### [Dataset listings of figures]
++++++

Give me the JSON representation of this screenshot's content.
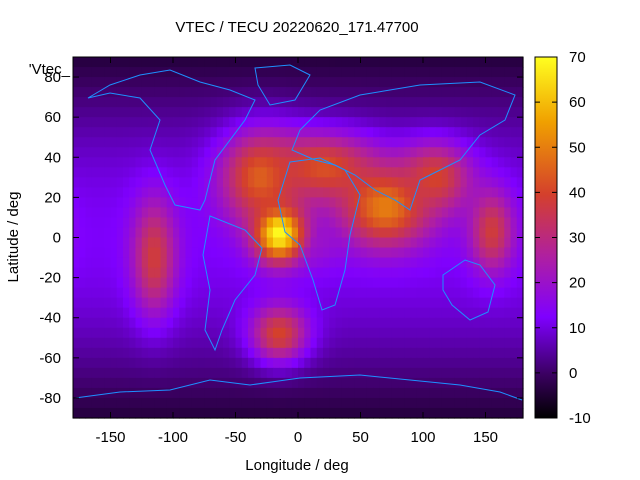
{
  "chart_data": {
    "type": "heatmap",
    "title": "VTEC / TECU 20220620_171.47700",
    "xlabel": "Longitude / deg",
    "ylabel": "Latitude / deg",
    "legend_label": "'Vtec_",
    "xlim": [
      -180,
      180
    ],
    "ylim": [
      -90,
      90
    ],
    "x_ticks": [
      -150,
      -100,
      -50,
      0,
      50,
      100,
      150
    ],
    "y_ticks": [
      -80,
      -60,
      -40,
      -20,
      0,
      20,
      40,
      60,
      80
    ],
    "colorbar": {
      "min": -10,
      "max": 70,
      "ticks": [
        -10,
        0,
        10,
        20,
        30,
        40,
        50,
        60,
        70
      ]
    },
    "grid": false,
    "features": [
      {
        "lon": -15,
        "lat": 2,
        "value": 70,
        "sigma_lon": 14,
        "sigma_lat": 10
      },
      {
        "lon": -30,
        "lat": 30,
        "value": 45,
        "sigma_lon": 22,
        "sigma_lat": 16
      },
      {
        "lon": 20,
        "lat": 35,
        "value": 42,
        "sigma_lon": 30,
        "sigma_lat": 12
      },
      {
        "lon": 70,
        "lat": 15,
        "value": 50,
        "sigma_lon": 25,
        "sigma_lat": 14
      },
      {
        "lon": 110,
        "lat": 30,
        "value": 40,
        "sigma_lon": 20,
        "sigma_lat": 12
      },
      {
        "lon": -115,
        "lat": -10,
        "value": 38,
        "sigma_lon": 12,
        "sigma_lat": 20
      },
      {
        "lon": -15,
        "lat": -48,
        "value": 40,
        "sigma_lon": 16,
        "sigma_lat": 10
      },
      {
        "lon": 155,
        "lat": 3,
        "value": 38,
        "sigma_lon": 12,
        "sigma_lat": 14
      },
      {
        "lon": 15,
        "lat": 0,
        "value": 20,
        "sigma_lon": 14,
        "sigma_lat": 10
      }
    ],
    "background": {
      "equator_value": 12,
      "polar_value": -4
    }
  },
  "colors": {
    "coastline": "#1e90ff",
    "colormap": [
      "#000000",
      "#3a0060",
      "#7f00ff",
      "#b0209f",
      "#d4402c",
      "#f0a000",
      "#ffff20"
    ]
  }
}
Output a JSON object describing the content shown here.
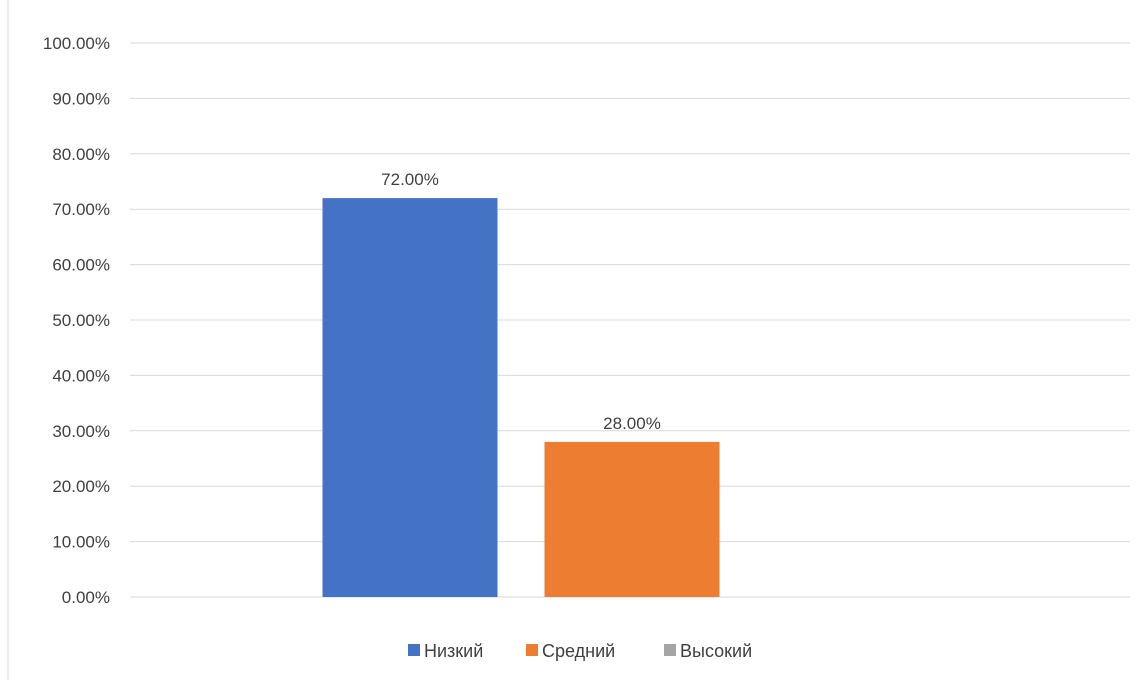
{
  "chart_data": {
    "type": "bar",
    "title": "",
    "xlabel": "",
    "ylabel": "",
    "ylim": [
      0,
      100
    ],
    "y_ticks": [
      "0.00%",
      "10.00%",
      "20.00%",
      "30.00%",
      "40.00%",
      "50.00%",
      "60.00%",
      "70.00%",
      "80.00%",
      "90.00%",
      "100.00%"
    ],
    "grid": true,
    "legend_position": "bottom",
    "series": [
      {
        "name": "Низкий",
        "value": 72,
        "label": "72.00%",
        "color": "#4472C4"
      },
      {
        "name": "Средний",
        "value": 28,
        "label": "28.00%",
        "color": "#ED7D31"
      },
      {
        "name": "Высокий",
        "value": 0,
        "label": "",
        "color": "#A5A5A5"
      }
    ]
  }
}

++++++

### [DIRECTION]
Write every record out again exactly; no pictures belong in the copy.

### [REPLY]
Give me the JSON representation of this screenshot's content.
{
  "chart_data": {
    "type": "heatmap",
    "title": "VTEC / TECU 20220620_171.47700",
    "xlabel": "Longitude / deg",
    "ylabel": "Latitude / deg",
    "legend_label": "'Vtec_",
    "xlim": [
      -180,
      180
    ],
    "ylim": [
      -90,
      90
    ],
    "x_ticks": [
      -150,
      -100,
      -50,
      0,
      50,
      100,
      150
    ],
    "y_ticks": [
      -80,
      -60,
      -40,
      -20,
      0,
      20,
      40,
      60,
      80
    ],
    "colorbar": {
      "min": -10,
      "max": 70,
      "ticks": [
        -10,
        0,
        10,
        20,
        30,
        40,
        50,
        60,
        70
      ]
    },
    "grid": false,
    "features": [
      {
        "lon": -15,
        "lat": 2,
        "value": 70,
        "sigma_lon": 14,
        "sigma_lat": 10
      },
      {
        "lon": -30,
        "lat": 30,
        "value": 45,
        "sigma_lon": 22,
        "sigma_lat": 16
      },
      {
        "lon": 20,
        "lat": 35,
        "value": 42,
        "sigma_lon": 30,
        "sigma_lat": 12
      },
      {
        "lon": 70,
        "lat": 15,
        "value": 50,
        "sigma_lon": 25,
        "sigma_lat": 14
      },
      {
        "lon": 110,
        "lat": 30,
        "value": 40,
        "sigma_lon": 20,
        "sigma_lat": 12
      },
      {
        "lon": -115,
        "lat": -10,
        "value": 38,
        "sigma_lon": 12,
        "sigma_lat": 20
      },
      {
        "lon": -15,
        "lat": -48,
        "value": 40,
        "sigma_lon": 16,
        "sigma_lat": 10
      },
      {
        "lon": 155,
        "lat": 3,
        "value": 38,
        "sigma_lon": 12,
        "sigma_lat": 14
      },
      {
        "lon": 15,
        "lat": 0,
        "value": 20,
        "sigma_lon": 14,
        "sigma_lat": 10
      }
    ],
    "background": {
      "equator_value": 12,
      "polar_value": -4
    }
  },
  "colors": {
    "coastline": "#1e90ff",
    "colormap": [
      "#000000",
      "#3a0060",
      "#7f00ff",
      "#b0209f",
      "#d4402c",
      "#f0a000",
      "#ffff20"
    ]
  }
}
Output a JSON object describing the content shown here.
{
  "chart_data": {
    "type": "bar",
    "title": "",
    "xlabel": "",
    "ylabel": "",
    "ylim": [
      0,
      100
    ],
    "y_ticks": [
      "0.00%",
      "10.00%",
      "20.00%",
      "30.00%",
      "40.00%",
      "50.00%",
      "60.00%",
      "70.00%",
      "80.00%",
      "90.00%",
      "100.00%"
    ],
    "grid": true,
    "legend_position": "bottom",
    "series": [
      {
        "name": "Низкий",
        "value": 72,
        "label": "72.00%",
        "color": "#4472C4"
      },
      {
        "name": "Средний",
        "value": 28,
        "label": "28.00%",
        "color": "#ED7D31"
      },
      {
        "name": "Высокий",
        "value": 0,
        "label": "",
        "color": "#A5A5A5"
      }
    ]
  }
}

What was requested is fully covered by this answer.